## Start Material supplied
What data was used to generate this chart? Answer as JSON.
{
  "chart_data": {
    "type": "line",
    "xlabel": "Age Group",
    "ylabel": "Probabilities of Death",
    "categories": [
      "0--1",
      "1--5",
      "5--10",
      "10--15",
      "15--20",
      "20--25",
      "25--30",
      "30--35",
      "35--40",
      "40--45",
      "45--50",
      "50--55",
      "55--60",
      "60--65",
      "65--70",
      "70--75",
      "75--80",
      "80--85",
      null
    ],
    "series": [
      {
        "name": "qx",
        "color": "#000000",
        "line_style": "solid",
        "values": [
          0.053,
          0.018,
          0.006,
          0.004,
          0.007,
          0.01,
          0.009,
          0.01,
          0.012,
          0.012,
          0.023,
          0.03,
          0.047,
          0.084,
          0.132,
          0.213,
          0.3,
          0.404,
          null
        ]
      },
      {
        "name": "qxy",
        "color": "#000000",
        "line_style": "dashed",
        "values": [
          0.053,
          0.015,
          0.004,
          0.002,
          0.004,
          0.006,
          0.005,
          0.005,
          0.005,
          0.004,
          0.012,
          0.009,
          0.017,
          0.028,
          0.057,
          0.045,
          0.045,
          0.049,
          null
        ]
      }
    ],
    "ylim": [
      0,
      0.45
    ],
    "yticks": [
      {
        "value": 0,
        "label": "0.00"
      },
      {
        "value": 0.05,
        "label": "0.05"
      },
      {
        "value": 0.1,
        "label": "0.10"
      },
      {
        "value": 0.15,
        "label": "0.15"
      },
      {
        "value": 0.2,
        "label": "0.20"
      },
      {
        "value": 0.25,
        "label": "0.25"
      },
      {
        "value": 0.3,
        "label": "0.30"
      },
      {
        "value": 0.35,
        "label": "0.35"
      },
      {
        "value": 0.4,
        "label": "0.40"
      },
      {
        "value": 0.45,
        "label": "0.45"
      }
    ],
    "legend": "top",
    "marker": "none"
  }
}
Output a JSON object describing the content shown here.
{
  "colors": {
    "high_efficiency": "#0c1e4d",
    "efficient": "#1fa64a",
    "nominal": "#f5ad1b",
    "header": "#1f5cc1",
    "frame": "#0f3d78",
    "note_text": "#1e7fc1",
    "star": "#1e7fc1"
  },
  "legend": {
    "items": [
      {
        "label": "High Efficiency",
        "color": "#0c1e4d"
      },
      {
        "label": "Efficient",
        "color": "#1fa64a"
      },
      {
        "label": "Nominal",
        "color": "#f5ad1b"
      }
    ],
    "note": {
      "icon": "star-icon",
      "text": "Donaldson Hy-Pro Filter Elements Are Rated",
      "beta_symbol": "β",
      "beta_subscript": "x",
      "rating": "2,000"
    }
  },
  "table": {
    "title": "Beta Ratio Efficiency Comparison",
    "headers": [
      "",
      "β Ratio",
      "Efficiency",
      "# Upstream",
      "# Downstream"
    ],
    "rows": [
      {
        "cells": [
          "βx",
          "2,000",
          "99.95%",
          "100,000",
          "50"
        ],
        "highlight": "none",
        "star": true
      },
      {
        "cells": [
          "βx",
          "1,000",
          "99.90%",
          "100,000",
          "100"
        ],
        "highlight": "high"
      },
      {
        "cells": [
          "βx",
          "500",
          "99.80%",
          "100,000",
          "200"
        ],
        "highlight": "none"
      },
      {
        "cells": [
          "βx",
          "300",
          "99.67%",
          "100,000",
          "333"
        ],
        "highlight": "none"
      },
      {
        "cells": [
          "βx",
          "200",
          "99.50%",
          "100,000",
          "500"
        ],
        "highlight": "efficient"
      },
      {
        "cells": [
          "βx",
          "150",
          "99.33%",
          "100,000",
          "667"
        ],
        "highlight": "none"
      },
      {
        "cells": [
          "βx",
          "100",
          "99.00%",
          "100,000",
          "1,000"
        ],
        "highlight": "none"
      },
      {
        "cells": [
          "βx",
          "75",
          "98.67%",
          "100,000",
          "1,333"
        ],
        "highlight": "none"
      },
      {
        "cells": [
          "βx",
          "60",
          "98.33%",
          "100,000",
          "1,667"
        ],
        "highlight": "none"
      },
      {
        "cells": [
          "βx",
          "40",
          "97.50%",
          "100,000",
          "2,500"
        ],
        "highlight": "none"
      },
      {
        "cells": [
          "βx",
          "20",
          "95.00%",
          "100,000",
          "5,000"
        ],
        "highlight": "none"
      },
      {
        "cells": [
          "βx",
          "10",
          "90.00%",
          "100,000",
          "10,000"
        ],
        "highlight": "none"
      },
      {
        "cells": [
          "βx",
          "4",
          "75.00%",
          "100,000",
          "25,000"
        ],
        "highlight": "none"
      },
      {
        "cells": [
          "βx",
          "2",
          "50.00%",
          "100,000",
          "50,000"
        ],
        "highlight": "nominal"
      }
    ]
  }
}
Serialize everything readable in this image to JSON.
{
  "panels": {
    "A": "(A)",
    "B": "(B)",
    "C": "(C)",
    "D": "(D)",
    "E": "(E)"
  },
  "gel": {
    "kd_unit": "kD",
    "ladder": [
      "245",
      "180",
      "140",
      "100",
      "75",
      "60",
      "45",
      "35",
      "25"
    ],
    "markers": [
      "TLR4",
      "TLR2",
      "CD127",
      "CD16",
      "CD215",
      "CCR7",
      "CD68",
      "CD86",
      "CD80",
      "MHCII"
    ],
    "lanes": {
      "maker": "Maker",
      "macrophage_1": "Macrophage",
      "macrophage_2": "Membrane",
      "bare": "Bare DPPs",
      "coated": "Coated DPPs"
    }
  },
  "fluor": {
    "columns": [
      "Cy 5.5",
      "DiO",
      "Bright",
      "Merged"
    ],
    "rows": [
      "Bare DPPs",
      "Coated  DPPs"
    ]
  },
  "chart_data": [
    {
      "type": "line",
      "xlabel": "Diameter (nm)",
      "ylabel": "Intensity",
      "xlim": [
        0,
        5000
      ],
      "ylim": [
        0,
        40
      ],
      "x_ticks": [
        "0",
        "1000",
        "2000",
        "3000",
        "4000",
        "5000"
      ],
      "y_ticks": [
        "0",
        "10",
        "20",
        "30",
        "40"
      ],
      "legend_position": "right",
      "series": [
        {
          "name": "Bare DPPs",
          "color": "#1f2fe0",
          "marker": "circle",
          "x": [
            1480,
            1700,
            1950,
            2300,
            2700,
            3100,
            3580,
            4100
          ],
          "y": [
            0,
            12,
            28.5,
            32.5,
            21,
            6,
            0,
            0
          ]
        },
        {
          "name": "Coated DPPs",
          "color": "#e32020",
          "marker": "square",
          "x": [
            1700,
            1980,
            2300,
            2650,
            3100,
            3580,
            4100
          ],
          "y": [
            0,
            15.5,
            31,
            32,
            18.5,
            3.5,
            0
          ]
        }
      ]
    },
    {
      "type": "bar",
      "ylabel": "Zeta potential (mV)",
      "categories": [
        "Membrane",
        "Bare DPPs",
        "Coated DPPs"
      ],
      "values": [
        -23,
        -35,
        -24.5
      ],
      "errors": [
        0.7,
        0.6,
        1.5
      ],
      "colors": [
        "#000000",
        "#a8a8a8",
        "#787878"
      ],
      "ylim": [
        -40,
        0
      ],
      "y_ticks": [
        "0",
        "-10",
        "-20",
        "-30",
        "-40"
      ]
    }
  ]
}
## End Material supplied
Instructions for the task —
Search the data for "Coated". Copy every matching line.

Answer to this task —
      "coated": "Coated DPPs"
      "Coated  DPPs"
          "name": "Coated DPPs",
        "Coated DPPs"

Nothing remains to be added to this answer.